(Chart and figure data)
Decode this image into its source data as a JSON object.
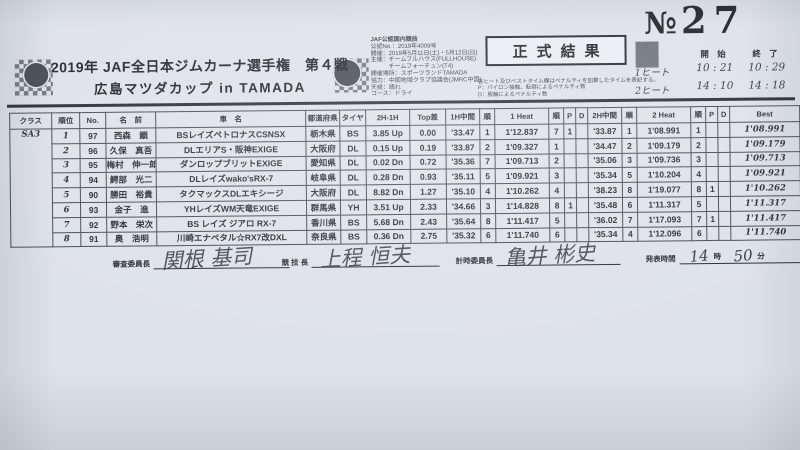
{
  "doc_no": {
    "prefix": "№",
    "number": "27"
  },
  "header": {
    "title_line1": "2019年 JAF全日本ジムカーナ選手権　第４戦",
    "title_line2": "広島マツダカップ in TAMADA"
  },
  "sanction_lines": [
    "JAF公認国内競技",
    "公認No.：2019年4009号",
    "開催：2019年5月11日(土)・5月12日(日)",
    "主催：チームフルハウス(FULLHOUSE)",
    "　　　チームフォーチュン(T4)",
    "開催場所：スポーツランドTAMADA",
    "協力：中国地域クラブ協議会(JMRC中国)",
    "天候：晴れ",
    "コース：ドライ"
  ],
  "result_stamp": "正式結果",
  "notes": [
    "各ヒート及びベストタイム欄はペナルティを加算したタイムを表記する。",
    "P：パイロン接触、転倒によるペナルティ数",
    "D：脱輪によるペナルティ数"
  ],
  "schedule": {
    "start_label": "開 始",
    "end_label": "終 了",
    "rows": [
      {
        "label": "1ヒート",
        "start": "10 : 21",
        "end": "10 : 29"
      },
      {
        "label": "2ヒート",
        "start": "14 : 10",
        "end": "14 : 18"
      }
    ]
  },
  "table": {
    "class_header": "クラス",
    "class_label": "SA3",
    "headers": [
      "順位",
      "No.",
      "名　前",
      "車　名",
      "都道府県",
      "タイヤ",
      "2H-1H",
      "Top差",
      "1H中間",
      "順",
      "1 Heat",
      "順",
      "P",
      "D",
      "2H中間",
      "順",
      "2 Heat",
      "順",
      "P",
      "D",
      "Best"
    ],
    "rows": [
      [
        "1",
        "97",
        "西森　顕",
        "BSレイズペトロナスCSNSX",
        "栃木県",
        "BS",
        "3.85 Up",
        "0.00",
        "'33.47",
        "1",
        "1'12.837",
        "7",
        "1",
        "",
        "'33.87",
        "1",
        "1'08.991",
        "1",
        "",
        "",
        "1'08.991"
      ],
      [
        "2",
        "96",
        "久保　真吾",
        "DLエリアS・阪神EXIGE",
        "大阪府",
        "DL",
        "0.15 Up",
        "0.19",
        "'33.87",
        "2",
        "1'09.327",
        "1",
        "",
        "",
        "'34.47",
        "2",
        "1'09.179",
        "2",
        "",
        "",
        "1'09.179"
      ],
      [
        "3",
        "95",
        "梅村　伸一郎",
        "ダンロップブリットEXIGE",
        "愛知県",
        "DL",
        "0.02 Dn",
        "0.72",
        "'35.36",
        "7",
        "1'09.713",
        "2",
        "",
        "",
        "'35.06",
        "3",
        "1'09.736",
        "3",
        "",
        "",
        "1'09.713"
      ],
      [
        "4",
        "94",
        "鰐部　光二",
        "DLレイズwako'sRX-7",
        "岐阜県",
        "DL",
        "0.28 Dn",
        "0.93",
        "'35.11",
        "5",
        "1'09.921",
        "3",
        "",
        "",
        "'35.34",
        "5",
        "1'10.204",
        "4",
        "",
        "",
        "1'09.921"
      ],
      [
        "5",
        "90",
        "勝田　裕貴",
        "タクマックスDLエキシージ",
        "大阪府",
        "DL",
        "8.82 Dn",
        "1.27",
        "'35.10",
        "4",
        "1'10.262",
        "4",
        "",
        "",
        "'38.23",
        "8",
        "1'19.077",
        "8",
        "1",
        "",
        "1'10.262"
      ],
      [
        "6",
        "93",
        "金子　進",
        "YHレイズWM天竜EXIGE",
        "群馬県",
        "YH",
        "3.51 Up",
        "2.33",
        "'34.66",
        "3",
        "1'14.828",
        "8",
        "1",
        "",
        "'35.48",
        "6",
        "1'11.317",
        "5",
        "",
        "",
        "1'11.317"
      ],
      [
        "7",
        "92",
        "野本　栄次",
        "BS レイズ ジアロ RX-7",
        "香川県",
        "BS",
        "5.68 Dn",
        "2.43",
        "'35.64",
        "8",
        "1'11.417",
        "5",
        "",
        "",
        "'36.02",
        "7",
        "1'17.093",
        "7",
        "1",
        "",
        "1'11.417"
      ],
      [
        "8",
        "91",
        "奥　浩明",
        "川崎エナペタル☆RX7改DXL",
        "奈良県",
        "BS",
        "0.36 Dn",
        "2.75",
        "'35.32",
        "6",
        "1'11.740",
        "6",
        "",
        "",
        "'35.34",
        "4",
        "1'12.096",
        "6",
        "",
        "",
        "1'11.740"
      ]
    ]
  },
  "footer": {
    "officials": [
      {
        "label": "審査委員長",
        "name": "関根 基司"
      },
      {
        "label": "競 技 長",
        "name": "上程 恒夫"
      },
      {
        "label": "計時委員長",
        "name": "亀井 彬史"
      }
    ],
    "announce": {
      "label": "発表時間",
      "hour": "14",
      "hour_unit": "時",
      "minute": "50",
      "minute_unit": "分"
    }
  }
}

Job: Repeat each record exactly as shown above, dropping all images.

Solved exercise:
Decode this image into its source data as a JSON object.
{
  "doc_no": {
    "prefix": "№",
    "number": "27"
  },
  "header": {
    "title_line1": "2019年 JAF全日本ジムカーナ選手権　第４戦",
    "title_line2": "広島マツダカップ in TAMADA"
  },
  "sanction_lines": [
    "JAF公認国内競技",
    "公認No.：2019年4009号",
    "開催：2019年5月11日(土)・5月12日(日)",
    "主催：チームフルハウス(FULLHOUSE)",
    "　　　チームフォーチュン(T4)",
    "開催場所：スポーツランドTAMADA",
    "協力：中国地域クラブ協議会(JMRC中国)",
    "天候：晴れ",
    "コース：ドライ"
  ],
  "result_stamp": "正式結果",
  "notes": [
    "各ヒート及びベストタイム欄はペナルティを加算したタイムを表記する。",
    "P：パイロン接触、転倒によるペナルティ数",
    "D：脱輪によるペナルティ数"
  ],
  "schedule": {
    "start_label": "開 始",
    "end_label": "終 了",
    "rows": [
      {
        "label": "1ヒート",
        "start": "10 : 21",
        "end": "10 : 29"
      },
      {
        "label": "2ヒート",
        "start": "14 : 10",
        "end": "14 : 18"
      }
    ]
  },
  "table": {
    "class_header": "クラス",
    "class_label": "SA3",
    "headers": [
      "順位",
      "No.",
      "名　前",
      "車　名",
      "都道府県",
      "タイヤ",
      "2H-1H",
      "Top差",
      "1H中間",
      "順",
      "1 Heat",
      "順",
      "P",
      "D",
      "2H中間",
      "順",
      "2 Heat",
      "順",
      "P",
      "D",
      "Best"
    ],
    "rows": [
      [
        "1",
        "97",
        "西森　顕",
        "BSレイズペトロナスCSNSX",
        "栃木県",
        "BS",
        "3.85 Up",
        "0.00",
        "'33.47",
        "1",
        "1'12.837",
        "7",
        "1",
        "",
        "'33.87",
        "1",
        "1'08.991",
        "1",
        "",
        "",
        "1'08.991"
      ],
      [
        "2",
        "96",
        "久保　真吾",
        "DLエリアS・阪神EXIGE",
        "大阪府",
        "DL",
        "0.15 Up",
        "0.19",
        "'33.87",
        "2",
        "1'09.327",
        "1",
        "",
        "",
        "'34.47",
        "2",
        "1'09.179",
        "2",
        "",
        "",
        "1'09.179"
      ],
      [
        "3",
        "95",
        "梅村　伸一郎",
        "ダンロップブリットEXIGE",
        "愛知県",
        "DL",
        "0.02 Dn",
        "0.72",
        "'35.36",
        "7",
        "1'09.713",
        "2",
        "",
        "",
        "'35.06",
        "3",
        "1'09.736",
        "3",
        "",
        "",
        "1'09.713"
      ],
      [
        "4",
        "94",
        "鰐部　光二",
        "DLレイズwako'sRX-7",
        "岐阜県",
        "DL",
        "0.28 Dn",
        "0.93",
        "'35.11",
        "5",
        "1'09.921",
        "3",
        "",
        "",
        "'35.34",
        "5",
        "1'10.204",
        "4",
        "",
        "",
        "1'09.921"
      ],
      [
        "5",
        "90",
        "勝田　裕貴",
        "タクマックスDLエキシージ",
        "大阪府",
        "DL",
        "8.82 Dn",
        "1.27",
        "'35.10",
        "4",
        "1'10.262",
        "4",
        "",
        "",
        "'38.23",
        "8",
        "1'19.077",
        "8",
        "1",
        "",
        "1'10.262"
      ],
      [
        "6",
        "93",
        "金子　進",
        "YHレイズWM天竜EXIGE",
        "群馬県",
        "YH",
        "3.51 Up",
        "2.33",
        "'34.66",
        "3",
        "1'14.828",
        "8",
        "1",
        "",
        "'35.48",
        "6",
        "1'11.317",
        "5",
        "",
        "",
        "1'11.317"
      ],
      [
        "7",
        "92",
        "野本　栄次",
        "BS レイズ ジアロ RX-7",
        "香川県",
        "BS",
        "5.68 Dn",
        "2.43",
        "'35.64",
        "8",
        "1'11.417",
        "5",
        "",
        "",
        "'36.02",
        "7",
        "1'17.093",
        "7",
        "1",
        "",
        "1'11.417"
      ],
      [
        "8",
        "91",
        "奥　浩明",
        "川崎エナペタル☆RX7改DXL",
        "奈良県",
        "BS",
        "0.36 Dn",
        "2.75",
        "'35.32",
        "6",
        "1'11.740",
        "6",
        "",
        "",
        "'35.34",
        "4",
        "1'12.096",
        "6",
        "",
        "",
        "1'11.740"
      ]
    ]
  },
  "footer": {
    "officials": [
      {
        "label": "審査委員長",
        "name": "関根 基司"
      },
      {
        "label": "競 技 長",
        "name": "上程 恒夫"
      },
      {
        "label": "計時委員長",
        "name": "亀井 彬史"
      }
    ],
    "announce": {
      "label": "発表時間",
      "hour": "14",
      "hour_unit": "時",
      "minute": "50",
      "minute_unit": "分"
    }
  }
}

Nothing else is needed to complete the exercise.